> _Input_:
■ ■ ■ ■ ■
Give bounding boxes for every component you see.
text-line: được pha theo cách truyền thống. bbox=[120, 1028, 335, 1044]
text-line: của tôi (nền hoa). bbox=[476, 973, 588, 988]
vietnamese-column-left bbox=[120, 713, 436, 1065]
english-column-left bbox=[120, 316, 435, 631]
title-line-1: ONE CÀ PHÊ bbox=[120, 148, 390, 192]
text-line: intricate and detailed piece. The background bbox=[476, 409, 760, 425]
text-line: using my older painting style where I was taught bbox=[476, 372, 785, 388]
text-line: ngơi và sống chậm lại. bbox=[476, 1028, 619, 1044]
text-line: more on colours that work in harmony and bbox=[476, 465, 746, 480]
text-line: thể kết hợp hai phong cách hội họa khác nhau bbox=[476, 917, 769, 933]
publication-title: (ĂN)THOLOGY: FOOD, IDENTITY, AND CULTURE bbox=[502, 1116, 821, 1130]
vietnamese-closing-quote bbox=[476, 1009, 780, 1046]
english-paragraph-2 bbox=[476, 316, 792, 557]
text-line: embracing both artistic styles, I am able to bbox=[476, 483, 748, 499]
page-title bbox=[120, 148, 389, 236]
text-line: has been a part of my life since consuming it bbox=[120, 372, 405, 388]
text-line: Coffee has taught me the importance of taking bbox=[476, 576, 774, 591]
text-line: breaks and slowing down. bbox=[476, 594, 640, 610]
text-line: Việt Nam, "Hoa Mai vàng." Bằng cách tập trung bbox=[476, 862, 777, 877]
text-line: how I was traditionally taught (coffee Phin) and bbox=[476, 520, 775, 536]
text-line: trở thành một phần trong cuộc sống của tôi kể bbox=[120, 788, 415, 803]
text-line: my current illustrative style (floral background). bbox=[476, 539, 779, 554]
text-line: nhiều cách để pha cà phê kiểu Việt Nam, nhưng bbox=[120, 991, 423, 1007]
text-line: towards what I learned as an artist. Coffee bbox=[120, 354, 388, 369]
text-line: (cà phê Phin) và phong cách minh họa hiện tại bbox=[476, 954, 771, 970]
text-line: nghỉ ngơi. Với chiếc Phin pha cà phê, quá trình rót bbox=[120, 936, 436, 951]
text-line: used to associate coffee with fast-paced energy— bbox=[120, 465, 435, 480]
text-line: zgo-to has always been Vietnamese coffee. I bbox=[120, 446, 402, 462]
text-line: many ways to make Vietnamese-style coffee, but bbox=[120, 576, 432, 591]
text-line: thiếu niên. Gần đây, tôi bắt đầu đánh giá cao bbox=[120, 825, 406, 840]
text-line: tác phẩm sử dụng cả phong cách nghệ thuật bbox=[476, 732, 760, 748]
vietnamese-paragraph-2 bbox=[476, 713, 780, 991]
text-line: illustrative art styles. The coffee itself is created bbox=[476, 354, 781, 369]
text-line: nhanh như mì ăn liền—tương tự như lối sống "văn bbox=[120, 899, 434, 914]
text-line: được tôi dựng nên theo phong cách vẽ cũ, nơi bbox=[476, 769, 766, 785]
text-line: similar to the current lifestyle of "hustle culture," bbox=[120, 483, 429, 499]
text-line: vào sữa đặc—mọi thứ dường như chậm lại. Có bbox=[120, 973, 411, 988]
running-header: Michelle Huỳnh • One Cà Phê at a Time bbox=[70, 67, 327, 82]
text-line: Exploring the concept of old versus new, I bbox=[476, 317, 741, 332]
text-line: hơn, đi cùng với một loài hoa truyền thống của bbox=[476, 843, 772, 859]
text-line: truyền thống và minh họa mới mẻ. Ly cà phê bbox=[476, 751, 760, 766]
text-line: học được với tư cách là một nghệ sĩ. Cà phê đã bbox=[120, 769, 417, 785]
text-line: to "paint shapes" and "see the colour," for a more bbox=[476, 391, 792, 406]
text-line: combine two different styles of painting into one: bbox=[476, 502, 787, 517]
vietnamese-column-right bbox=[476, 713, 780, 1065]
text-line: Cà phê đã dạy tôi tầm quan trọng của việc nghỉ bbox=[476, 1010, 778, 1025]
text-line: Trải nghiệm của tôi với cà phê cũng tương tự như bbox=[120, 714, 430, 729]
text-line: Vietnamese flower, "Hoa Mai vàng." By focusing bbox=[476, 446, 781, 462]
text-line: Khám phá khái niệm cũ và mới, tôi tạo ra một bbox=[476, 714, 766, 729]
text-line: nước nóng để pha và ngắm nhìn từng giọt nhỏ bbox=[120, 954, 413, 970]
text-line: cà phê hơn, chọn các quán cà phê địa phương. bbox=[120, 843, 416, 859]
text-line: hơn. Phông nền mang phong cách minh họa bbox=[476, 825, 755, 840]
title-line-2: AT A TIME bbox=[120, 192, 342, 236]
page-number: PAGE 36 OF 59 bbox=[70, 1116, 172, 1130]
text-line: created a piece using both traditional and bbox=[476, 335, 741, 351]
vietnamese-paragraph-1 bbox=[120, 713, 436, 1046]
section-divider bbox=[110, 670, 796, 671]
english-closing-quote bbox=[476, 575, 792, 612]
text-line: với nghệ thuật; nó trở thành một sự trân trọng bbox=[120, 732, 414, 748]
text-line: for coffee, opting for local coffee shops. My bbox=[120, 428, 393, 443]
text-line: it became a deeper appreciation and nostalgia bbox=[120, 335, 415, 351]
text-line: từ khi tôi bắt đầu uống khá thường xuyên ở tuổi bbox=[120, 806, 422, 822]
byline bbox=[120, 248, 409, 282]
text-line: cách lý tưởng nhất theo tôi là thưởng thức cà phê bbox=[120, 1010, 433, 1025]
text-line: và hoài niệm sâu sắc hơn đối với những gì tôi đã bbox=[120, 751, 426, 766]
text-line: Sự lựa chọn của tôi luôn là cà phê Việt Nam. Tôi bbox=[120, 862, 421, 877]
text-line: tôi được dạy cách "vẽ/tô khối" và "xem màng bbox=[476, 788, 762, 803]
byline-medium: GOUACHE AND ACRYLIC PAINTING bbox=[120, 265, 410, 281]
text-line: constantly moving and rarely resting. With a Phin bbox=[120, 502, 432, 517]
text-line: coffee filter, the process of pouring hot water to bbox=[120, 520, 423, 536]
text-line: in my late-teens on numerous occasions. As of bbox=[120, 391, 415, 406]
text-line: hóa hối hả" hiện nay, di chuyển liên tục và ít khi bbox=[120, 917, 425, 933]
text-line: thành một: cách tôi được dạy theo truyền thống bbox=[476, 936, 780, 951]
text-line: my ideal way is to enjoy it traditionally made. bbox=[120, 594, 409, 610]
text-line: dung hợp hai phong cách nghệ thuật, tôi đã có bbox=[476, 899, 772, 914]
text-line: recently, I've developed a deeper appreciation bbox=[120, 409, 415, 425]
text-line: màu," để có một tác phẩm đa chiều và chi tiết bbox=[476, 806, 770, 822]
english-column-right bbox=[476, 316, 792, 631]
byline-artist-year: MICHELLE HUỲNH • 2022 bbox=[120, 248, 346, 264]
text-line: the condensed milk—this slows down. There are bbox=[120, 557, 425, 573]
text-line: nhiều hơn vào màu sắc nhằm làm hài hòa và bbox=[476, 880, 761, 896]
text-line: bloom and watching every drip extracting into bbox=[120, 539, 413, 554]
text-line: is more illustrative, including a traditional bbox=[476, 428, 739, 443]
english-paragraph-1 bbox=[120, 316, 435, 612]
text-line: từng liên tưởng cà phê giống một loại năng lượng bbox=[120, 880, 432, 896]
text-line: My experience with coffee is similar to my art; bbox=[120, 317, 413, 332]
■ ■ ■ ■ ■
> _Work to be completed_: Copy every line of the records above word for word, changing nothing.

> _Output of the task_:
Give bounding boxes for every component you see.
text-line: được pha theo cách truyền thống. bbox=[120, 1028, 335, 1044]
text-line: của tôi (nền hoa). bbox=[476, 973, 588, 988]
vietnamese-column-left bbox=[120, 713, 436, 1065]
english-column-left bbox=[120, 316, 435, 631]
title-line-1: ONE CÀ PHÊ bbox=[120, 148, 390, 192]
text-line: intricate and detailed piece. The background bbox=[476, 409, 760, 425]
text-line: using my older painting style where I was taught bbox=[476, 372, 785, 388]
text-line: ngơi và sống chậm lại. bbox=[476, 1028, 619, 1044]
text-line: more on colours that work in harmony and bbox=[476, 465, 746, 480]
text-line: thể kết hợp hai phong cách hội họa khác nhau bbox=[476, 917, 769, 933]
publication-title: (ĂN)THOLOGY: FOOD, IDENTITY, AND CULTURE bbox=[502, 1116, 821, 1130]
vietnamese-closing-quote bbox=[476, 1009, 780, 1046]
english-paragraph-2 bbox=[476, 316, 792, 557]
text-line: embracing both artistic styles, I am able to bbox=[476, 483, 748, 499]
page-title bbox=[120, 148, 389, 236]
text-line: has been a part of my life since consuming it bbox=[120, 372, 405, 388]
text-line: Coffee has taught me the importance of taking bbox=[476, 576, 774, 591]
text-line: breaks and slowing down. bbox=[476, 594, 640, 610]
text-line: Việt Nam, "Hoa Mai vàng." Bằng cách tập trung bbox=[476, 862, 777, 877]
text-line: how I was traditionally taught (coffee Phin) and bbox=[476, 520, 775, 536]
text-line: trở thành một phần trong cuộc sống của tôi kể bbox=[120, 788, 415, 803]
text-line: my current illustrative style (floral background). bbox=[476, 539, 779, 554]
text-line: nhiều cách để pha cà phê kiểu Việt Nam, nhưng bbox=[120, 991, 423, 1007]
text-line: towards what I learned as an artist. Coffee bbox=[120, 354, 388, 369]
text-line: (cà phê Phin) và phong cách minh họa hiện tại bbox=[476, 954, 771, 970]
text-line: nghỉ ngơi. Với chiếc Phin pha cà phê, quá trình rót bbox=[120, 936, 436, 951]
text-line: used to associate coffee with fast-paced energy— bbox=[120, 465, 435, 480]
text-line: zgo-to has always been Vietnamese coffee. I bbox=[120, 446, 402, 462]
text-line: many ways to make Vietnamese-style coffee, but bbox=[120, 576, 432, 591]
text-line: thiếu niên. Gần đây, tôi bắt đầu đánh giá cao bbox=[120, 825, 406, 840]
text-line: tác phẩm sử dụng cả phong cách nghệ thuật bbox=[476, 732, 760, 748]
vietnamese-paragraph-2 bbox=[476, 713, 780, 991]
text-line: illustrative art styles. The coffee itself is created bbox=[476, 354, 781, 369]
text-line: nhanh như mì ăn liền—tương tự như lối sống "văn bbox=[120, 899, 434, 914]
text-line: được tôi dựng nên theo phong cách vẽ cũ, nơi bbox=[476, 769, 766, 785]
text-line: similar to the current lifestyle of "hustle culture," bbox=[120, 483, 429, 499]
text-line: vào sữa đặc—mọi thứ dường như chậm lại. Có bbox=[120, 973, 411, 988]
running-header: Michelle Huỳnh • One Cà Phê at a Time bbox=[70, 67, 327, 82]
text-line: Exploring the concept of old versus new, I bbox=[476, 317, 741, 332]
text-line: hơn, đi cùng với một loài hoa truyền thống của bbox=[476, 843, 772, 859]
text-line: truyền thống và minh họa mới mẻ. Ly cà phê bbox=[476, 751, 760, 766]
text-line: học được với tư cách là một nghệ sĩ. Cà phê đã bbox=[120, 769, 417, 785]
text-line: to "paint shapes" and "see the colour," for a more bbox=[476, 391, 792, 406]
text-line: combine two different styles of painting into one: bbox=[476, 502, 787, 517]
vietnamese-column-right bbox=[476, 713, 780, 1065]
text-line: Cà phê đã dạy tôi tầm quan trọng của việc nghỉ bbox=[476, 1010, 778, 1025]
text-line: Trải nghiệm của tôi với cà phê cũng tương tự như bbox=[120, 714, 430, 729]
text-line: Vietnamese flower, "Hoa Mai vàng." By focusing bbox=[476, 446, 781, 462]
text-line: Khám phá khái niệm cũ và mới, tôi tạo ra một bbox=[476, 714, 766, 729]
text-line: nước nóng để pha và ngắm nhìn từng giọt nhỏ bbox=[120, 954, 413, 970]
text-line: cà phê hơn, chọn các quán cà phê địa phương. bbox=[120, 843, 416, 859]
text-line: hơn. Phông nền mang phong cách minh họa bbox=[476, 825, 755, 840]
title-line-2: AT A TIME bbox=[120, 192, 342, 236]
page-number: PAGE 36 OF 59 bbox=[70, 1116, 172, 1130]
text-line: created a piece using both traditional and bbox=[476, 335, 741, 351]
vietnamese-paragraph-1 bbox=[120, 713, 436, 1046]
section-divider bbox=[110, 670, 796, 671]
english-closing-quote bbox=[476, 575, 792, 612]
text-line: với nghệ thuật; nó trở thành một sự trân trọng bbox=[120, 732, 414, 748]
text-line: for coffee, opting for local coffee shops. My bbox=[120, 428, 393, 443]
text-line: it became a deeper appreciation and nostalgia bbox=[120, 335, 415, 351]
text-line: từ khi tôi bắt đầu uống khá thường xuyên ở tuổi bbox=[120, 806, 422, 822]
byline bbox=[120, 248, 409, 282]
text-line: cách lý tưởng nhất theo tôi là thưởng thức cà phê bbox=[120, 1010, 433, 1025]
text-line: và hoài niệm sâu sắc hơn đối với những gì tôi đã bbox=[120, 751, 426, 766]
text-line: Sự lựa chọn của tôi luôn là cà phê Việt Nam. Tôi bbox=[120, 862, 421, 877]
text-line: tôi được dạy cách "vẽ/tô khối" và "xem màng bbox=[476, 788, 762, 803]
byline-medium: GOUACHE AND ACRYLIC PAINTING bbox=[120, 265, 410, 281]
text-line: constantly moving and rarely resting. With a Phin bbox=[120, 502, 432, 517]
text-line: coffee filter, the process of pouring hot water to bbox=[120, 520, 423, 536]
text-line: in my late-teens on numerous occasions. As of bbox=[120, 391, 415, 406]
text-line: hóa hối hả" hiện nay, di chuyển liên tục và ít khi bbox=[120, 917, 425, 933]
text-line: thành một: cách tôi được dạy theo truyền thống bbox=[476, 936, 780, 951]
text-line: my ideal way is to enjoy it traditionally made. bbox=[120, 594, 409, 610]
text-line: dung hợp hai phong cách nghệ thuật, tôi đã có bbox=[476, 899, 772, 914]
text-line: recently, I've developed a deeper appreciation bbox=[120, 409, 415, 425]
text-line: màu," để có một tác phẩm đa chiều và chi tiết bbox=[476, 806, 770, 822]
english-column-right bbox=[476, 316, 792, 631]
byline-artist-year: MICHELLE HUỲNH • 2022 bbox=[120, 248, 346, 264]
text-line: the condensed milk—this slows down. There are bbox=[120, 557, 425, 573]
text-line: nhiều hơn vào màu sắc nhằm làm hài hòa và bbox=[476, 880, 761, 896]
text-line: bloom and watching every drip extracting into bbox=[120, 539, 413, 554]
text-line: is more illustrative, including a traditional bbox=[476, 428, 739, 443]
english-paragraph-1 bbox=[120, 316, 435, 612]
text-line: từng liên tưởng cà phê giống một loại năng lượng bbox=[120, 880, 432, 896]
text-line: My experience with coffee is similar to my art; bbox=[120, 317, 413, 332]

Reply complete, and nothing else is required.